• [Directive]: Every line of the material is to be repeated exactly as it stands.

## Begin

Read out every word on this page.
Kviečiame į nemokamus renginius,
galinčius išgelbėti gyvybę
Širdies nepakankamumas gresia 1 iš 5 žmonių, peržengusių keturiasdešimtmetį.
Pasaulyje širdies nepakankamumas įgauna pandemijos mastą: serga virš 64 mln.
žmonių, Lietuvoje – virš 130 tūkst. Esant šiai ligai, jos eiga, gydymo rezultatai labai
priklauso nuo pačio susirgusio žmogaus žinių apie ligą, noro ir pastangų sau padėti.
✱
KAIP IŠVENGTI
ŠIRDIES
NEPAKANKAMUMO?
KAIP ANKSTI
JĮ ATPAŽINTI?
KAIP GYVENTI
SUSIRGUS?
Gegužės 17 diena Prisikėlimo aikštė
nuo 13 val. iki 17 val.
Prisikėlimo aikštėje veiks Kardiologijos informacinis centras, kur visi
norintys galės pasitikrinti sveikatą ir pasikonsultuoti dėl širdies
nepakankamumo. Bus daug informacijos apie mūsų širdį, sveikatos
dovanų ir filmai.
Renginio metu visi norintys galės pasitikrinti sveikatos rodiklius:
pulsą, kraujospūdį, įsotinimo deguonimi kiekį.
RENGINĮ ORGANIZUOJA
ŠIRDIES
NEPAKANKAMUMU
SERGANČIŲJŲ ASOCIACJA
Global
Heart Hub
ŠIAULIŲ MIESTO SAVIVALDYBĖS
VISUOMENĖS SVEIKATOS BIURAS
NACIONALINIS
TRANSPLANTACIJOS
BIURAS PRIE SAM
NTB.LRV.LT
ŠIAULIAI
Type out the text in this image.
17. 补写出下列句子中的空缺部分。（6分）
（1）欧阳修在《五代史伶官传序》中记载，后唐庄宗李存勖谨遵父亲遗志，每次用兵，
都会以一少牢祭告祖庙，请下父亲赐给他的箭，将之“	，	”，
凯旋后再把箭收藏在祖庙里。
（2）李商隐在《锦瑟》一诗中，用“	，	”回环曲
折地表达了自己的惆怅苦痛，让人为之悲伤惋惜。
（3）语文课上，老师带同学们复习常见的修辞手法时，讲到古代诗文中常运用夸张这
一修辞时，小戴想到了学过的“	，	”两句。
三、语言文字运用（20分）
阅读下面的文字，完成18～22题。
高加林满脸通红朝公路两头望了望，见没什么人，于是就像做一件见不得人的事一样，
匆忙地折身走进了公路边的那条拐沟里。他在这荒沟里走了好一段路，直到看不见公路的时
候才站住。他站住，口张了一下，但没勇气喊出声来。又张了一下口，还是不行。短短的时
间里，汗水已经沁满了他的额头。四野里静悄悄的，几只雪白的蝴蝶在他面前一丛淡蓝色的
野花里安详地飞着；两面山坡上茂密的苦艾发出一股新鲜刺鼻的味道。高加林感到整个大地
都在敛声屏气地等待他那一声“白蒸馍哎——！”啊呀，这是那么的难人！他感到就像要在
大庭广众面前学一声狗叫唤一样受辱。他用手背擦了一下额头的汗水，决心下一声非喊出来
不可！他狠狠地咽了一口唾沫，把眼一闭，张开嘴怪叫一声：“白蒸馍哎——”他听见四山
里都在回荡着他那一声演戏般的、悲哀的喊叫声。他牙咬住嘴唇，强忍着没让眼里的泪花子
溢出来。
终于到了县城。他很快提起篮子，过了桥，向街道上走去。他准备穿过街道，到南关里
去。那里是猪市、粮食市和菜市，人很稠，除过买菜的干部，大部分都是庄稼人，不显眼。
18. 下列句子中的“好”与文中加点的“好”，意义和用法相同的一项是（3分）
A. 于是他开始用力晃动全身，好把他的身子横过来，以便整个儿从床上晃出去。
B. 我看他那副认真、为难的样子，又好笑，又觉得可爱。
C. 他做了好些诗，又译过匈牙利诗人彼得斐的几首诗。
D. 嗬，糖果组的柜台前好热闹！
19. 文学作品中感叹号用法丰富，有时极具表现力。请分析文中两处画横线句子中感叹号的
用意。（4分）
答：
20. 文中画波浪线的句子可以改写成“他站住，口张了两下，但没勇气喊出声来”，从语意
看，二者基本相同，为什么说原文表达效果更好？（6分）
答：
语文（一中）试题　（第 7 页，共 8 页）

## End

• [Written answer]:
Read out every word on this page.
Kviečiame į nemokamus renginius,
galinčius išgelbėti gyvybę
Širdies nepakankamumas gresia 1 iš 5 žmonių, peržengusių keturiasdešimtmetį.
Pasaulyje širdies nepakankamumas įgauna pandemijos mastą: serga virš 64 mln.
žmonių, Lietuvoje – virš 130 tūkst. Esant šiai ligai, jos eiga, gydymo rezultatai labai
priklauso nuo pačio susirgusio žmogaus žinių apie ligą, noro ir pastangų sau padėti.
✱
KAIP IŠVENGTI
ŠIRDIES
NEPAKANKAMUMO?
KAIP ANKSTI
JĮ ATPAŽINTI?
KAIP GYVENTI
SUSIRGUS?
Gegužės 17 diena Prisikėlimo aikštė
nuo 13 val. iki 17 val.
Prisikėlimo aikštėje veiks Kardiologijos informacinis centras, kur visi
norintys galės pasitikrinti sveikatą ir pasikonsultuoti dėl širdies
nepakankamumo. Bus daug informacijos apie mūsų širdį, sveikatos
dovanų ir filmai.
Renginio metu visi norintys galės pasitikrinti sveikatos rodiklius:
pulsą, kraujospūdį, įsotinimo deguonimi kiekį.
RENGINĮ ORGANIZUOJA
ŠIRDIES
NEPAKANKAMUMU
SERGANČIŲJŲ ASOCIACJA
Global
Heart Hub
ŠIAULIŲ MIESTO SAVIVALDYBĖS
VISUOMENĖS SVEIKATOS BIURAS
NACIONALINIS
TRANSPLANTACIJOS
BIURAS PRIE SAM
NTB.LRV.LT
ŠIAULIAI
Type out the text in this image.
17. 补写出下列句子中的空缺部分。（6分）
（1）欧阳修在《五代史伶官传序》中记载，后唐庄宗李存勖谨遵父亲遗志，每次用兵，
都会以一少牢祭告祖庙，请下父亲赐给他的箭，将之“	，	”，
凯旋后再把箭收藏在祖庙里。
（2）李商隐在《锦瑟》一诗中，用“	，	”回环曲
折地表达了自己的惆怅苦痛，让人为之悲伤惋惜。
（3）语文课上，老师带同学们复习常见的修辞手法时，讲到古代诗文中常运用夸张这
一修辞时，小戴想到了学过的“	，	”两句。
三、语言文字运用（20分）
阅读下面的文字，完成18～22题。
高加林满脸通红朝公路两头望了望，见没什么人，于是就像做一件见不得人的事一样，
匆忙地折身走进了公路边的那条拐沟里。他在这荒沟里走了好一段路，直到看不见公路的时
候才站住。他站住，口张了一下，但没勇气喊出声来。又张了一下口，还是不行。短短的时
间里，汗水已经沁满了他的额头。四野里静悄悄的，几只雪白的蝴蝶在他面前一丛淡蓝色的
野花里安详地飞着；两面山坡上茂密的苦艾发出一股新鲜刺鼻的味道。高加林感到整个大地
都在敛声屏气地等待他那一声“白蒸馍哎——！”啊呀，这是那么的难人！他感到就像要在
大庭广众面前学一声狗叫唤一样受辱。他用手背擦了一下额头的汗水，决心下一声非喊出来
不可！他狠狠地咽了一口唾沫，把眼一闭，张开嘴怪叫一声：“白蒸馍哎——”他听见四山
里都在回荡着他那一声演戏般的、悲哀的喊叫声。他牙咬住嘴唇，强忍着没让眼里的泪花子
溢出来。
终于到了县城。他很快提起篮子，过了桥，向街道上走去。他准备穿过街道，到南关里
去。那里是猪市、粮食市和菜市，人很稠，除过买菜的干部，大部分都是庄稼人，不显眼。
18. 下列句子中的“好”与文中加点的“好”，意义和用法相同的一项是（3分）
A. 于是他开始用力晃动全身，好把他的身子横过来，以便整个儿从床上晃出去。
B. 我看他那副认真、为难的样子，又好笑，又觉得可爱。
C. 他做了好些诗，又译过匈牙利诗人彼得斐的几首诗。
D. 嗬，糖果组的柜台前好热闹！
19. 文学作品中感叹号用法丰富，有时极具表现力。请分析文中两处画横线句子中感叹号的
用意。（4分）
答：
20. 文中画波浪线的句子可以改写成“他站住，口张了两下，但没勇气喊出声来”，从语意
看，二者基本相同，为什么说原文表达效果更好？（6分）
答：
语文（一中）试题　（第 7 页，共 8 页）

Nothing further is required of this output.